Data supplied:

=======

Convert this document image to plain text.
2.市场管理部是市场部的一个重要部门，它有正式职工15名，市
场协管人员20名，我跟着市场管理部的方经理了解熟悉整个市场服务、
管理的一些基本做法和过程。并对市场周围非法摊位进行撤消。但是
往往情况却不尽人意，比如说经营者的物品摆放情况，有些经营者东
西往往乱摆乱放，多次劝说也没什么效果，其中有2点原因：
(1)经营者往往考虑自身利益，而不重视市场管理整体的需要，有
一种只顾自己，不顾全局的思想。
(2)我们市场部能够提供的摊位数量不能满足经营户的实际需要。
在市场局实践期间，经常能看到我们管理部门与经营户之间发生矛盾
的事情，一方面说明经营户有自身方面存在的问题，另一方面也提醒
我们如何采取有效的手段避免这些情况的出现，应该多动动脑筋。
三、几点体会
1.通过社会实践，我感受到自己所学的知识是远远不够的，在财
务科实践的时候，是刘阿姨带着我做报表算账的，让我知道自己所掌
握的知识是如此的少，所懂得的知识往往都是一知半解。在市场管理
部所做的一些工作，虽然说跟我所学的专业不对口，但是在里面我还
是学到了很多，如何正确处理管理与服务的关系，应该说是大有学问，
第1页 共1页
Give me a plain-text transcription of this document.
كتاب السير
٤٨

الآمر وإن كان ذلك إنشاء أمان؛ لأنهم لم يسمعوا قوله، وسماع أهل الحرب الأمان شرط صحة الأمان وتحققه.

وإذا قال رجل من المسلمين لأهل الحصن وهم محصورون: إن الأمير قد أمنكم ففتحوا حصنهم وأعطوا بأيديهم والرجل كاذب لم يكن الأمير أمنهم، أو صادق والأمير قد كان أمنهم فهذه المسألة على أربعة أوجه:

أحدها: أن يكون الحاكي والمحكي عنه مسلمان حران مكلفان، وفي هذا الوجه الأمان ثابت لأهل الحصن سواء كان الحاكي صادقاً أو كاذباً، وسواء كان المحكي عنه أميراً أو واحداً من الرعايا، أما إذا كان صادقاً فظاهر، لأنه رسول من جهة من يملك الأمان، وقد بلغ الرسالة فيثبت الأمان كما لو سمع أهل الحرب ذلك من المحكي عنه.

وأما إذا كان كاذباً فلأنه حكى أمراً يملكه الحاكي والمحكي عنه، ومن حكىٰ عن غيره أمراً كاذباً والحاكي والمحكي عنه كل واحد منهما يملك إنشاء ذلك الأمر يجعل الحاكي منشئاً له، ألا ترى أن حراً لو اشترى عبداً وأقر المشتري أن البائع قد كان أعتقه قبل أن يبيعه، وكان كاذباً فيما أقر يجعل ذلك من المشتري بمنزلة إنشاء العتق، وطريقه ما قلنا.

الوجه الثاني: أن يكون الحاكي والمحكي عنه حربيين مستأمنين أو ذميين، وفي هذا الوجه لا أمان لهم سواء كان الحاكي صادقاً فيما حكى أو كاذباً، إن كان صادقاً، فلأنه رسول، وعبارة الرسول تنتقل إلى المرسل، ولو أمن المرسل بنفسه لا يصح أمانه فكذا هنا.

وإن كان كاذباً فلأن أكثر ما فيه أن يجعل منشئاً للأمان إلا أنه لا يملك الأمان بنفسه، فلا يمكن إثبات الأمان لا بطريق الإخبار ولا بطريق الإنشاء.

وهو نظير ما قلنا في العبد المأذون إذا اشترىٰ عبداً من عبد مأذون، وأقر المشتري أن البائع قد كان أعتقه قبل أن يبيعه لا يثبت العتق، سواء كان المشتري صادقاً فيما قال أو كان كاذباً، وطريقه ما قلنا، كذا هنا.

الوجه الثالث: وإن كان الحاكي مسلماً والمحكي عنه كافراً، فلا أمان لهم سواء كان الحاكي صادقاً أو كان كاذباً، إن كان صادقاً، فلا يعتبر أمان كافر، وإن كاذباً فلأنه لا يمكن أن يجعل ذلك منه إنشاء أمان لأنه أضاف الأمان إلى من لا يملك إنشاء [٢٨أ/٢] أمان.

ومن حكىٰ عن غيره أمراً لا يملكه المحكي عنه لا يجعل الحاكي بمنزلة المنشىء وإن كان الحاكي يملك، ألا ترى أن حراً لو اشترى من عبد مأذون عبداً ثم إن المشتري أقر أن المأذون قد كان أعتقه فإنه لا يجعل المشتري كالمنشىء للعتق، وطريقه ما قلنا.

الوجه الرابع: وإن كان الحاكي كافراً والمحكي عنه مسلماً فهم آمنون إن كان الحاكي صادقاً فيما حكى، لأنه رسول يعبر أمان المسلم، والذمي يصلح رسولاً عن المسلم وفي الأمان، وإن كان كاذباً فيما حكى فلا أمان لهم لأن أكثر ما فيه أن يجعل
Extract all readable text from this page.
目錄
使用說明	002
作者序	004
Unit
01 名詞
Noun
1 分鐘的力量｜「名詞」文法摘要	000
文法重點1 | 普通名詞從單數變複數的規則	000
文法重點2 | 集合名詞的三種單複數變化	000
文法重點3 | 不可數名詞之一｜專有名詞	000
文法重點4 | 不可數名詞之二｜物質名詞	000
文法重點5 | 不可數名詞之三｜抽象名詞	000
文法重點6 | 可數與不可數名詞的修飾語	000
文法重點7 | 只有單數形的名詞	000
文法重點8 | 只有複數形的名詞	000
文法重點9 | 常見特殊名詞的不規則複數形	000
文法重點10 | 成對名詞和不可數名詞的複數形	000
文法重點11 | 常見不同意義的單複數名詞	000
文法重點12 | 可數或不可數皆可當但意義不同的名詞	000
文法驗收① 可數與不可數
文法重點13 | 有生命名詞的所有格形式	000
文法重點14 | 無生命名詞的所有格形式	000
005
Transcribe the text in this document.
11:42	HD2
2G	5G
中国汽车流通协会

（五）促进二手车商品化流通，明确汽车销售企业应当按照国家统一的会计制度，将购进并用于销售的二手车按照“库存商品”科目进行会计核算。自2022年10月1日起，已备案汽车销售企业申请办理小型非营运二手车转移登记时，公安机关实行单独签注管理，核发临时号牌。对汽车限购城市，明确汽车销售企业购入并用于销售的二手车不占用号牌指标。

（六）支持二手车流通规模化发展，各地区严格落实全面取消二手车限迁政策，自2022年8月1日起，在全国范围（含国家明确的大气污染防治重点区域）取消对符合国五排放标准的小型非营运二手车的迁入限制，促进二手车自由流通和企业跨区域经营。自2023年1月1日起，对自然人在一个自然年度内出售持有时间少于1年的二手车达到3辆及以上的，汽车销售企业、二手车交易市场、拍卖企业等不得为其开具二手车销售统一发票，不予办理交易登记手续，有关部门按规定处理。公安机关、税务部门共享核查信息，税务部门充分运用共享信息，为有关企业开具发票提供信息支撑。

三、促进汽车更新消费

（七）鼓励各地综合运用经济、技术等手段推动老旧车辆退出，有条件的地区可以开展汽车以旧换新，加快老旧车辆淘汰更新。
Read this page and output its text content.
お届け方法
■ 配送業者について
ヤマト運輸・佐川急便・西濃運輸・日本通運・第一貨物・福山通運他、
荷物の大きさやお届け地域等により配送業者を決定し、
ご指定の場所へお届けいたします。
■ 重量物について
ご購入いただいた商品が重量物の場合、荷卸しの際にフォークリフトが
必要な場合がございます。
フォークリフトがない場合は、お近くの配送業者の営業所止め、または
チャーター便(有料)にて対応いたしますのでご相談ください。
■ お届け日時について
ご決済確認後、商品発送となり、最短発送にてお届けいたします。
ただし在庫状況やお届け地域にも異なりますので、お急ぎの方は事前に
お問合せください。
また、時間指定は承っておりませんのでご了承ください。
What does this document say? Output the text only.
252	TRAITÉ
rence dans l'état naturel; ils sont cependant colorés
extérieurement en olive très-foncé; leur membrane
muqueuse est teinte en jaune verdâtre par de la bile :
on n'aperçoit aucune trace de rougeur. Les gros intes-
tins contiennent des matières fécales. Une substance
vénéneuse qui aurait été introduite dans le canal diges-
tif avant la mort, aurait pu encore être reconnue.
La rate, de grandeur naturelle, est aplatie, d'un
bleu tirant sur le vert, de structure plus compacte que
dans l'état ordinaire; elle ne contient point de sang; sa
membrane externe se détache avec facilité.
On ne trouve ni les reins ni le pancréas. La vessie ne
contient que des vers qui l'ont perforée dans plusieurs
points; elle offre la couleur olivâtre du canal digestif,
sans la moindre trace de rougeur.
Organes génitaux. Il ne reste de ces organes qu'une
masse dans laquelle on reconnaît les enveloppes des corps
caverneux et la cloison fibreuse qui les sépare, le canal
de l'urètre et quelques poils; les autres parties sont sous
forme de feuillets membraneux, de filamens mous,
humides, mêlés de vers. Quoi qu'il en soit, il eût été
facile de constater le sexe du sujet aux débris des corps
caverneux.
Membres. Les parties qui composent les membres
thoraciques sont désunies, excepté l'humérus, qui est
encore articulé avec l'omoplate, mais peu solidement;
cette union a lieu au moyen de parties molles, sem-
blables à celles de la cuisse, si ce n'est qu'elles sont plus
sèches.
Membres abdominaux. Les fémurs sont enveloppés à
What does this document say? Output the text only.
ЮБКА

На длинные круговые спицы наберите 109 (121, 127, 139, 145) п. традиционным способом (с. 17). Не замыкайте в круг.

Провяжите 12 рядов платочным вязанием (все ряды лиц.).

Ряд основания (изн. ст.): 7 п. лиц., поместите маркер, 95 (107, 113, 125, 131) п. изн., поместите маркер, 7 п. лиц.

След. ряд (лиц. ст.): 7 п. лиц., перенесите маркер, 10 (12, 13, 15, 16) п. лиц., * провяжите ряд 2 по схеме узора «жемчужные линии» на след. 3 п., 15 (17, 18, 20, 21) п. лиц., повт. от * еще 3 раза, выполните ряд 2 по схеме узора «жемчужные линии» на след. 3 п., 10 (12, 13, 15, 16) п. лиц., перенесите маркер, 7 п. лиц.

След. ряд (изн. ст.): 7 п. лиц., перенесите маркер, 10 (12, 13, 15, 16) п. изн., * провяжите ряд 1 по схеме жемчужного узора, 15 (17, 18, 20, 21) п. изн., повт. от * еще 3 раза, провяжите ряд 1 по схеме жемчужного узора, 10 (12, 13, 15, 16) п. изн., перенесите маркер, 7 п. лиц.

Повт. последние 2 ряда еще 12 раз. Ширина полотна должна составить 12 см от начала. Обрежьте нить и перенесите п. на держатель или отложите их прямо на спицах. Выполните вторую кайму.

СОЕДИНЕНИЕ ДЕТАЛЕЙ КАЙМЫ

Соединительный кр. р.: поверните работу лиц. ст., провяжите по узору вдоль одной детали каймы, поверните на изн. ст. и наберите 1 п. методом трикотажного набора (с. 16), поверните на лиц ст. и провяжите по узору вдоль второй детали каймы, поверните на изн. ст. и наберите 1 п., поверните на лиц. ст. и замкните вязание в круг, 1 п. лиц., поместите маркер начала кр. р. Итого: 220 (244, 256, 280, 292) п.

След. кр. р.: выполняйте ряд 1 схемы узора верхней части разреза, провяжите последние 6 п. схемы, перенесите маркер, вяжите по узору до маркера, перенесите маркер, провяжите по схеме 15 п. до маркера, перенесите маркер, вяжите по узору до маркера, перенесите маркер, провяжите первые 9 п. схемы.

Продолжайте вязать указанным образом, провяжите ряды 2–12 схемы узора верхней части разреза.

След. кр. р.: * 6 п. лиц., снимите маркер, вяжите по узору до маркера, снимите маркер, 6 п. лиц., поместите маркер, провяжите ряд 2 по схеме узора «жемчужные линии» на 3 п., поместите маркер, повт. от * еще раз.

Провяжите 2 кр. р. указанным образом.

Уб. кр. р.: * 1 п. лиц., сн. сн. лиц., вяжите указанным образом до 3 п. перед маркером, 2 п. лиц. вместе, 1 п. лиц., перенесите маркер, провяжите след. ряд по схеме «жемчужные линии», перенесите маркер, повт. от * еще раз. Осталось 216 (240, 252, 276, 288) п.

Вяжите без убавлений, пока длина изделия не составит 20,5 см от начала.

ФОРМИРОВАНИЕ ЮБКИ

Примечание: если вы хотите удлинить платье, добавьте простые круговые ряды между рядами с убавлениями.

=======

Of all the lines above, how many contain "указанным"? Give the number and nothing more.

3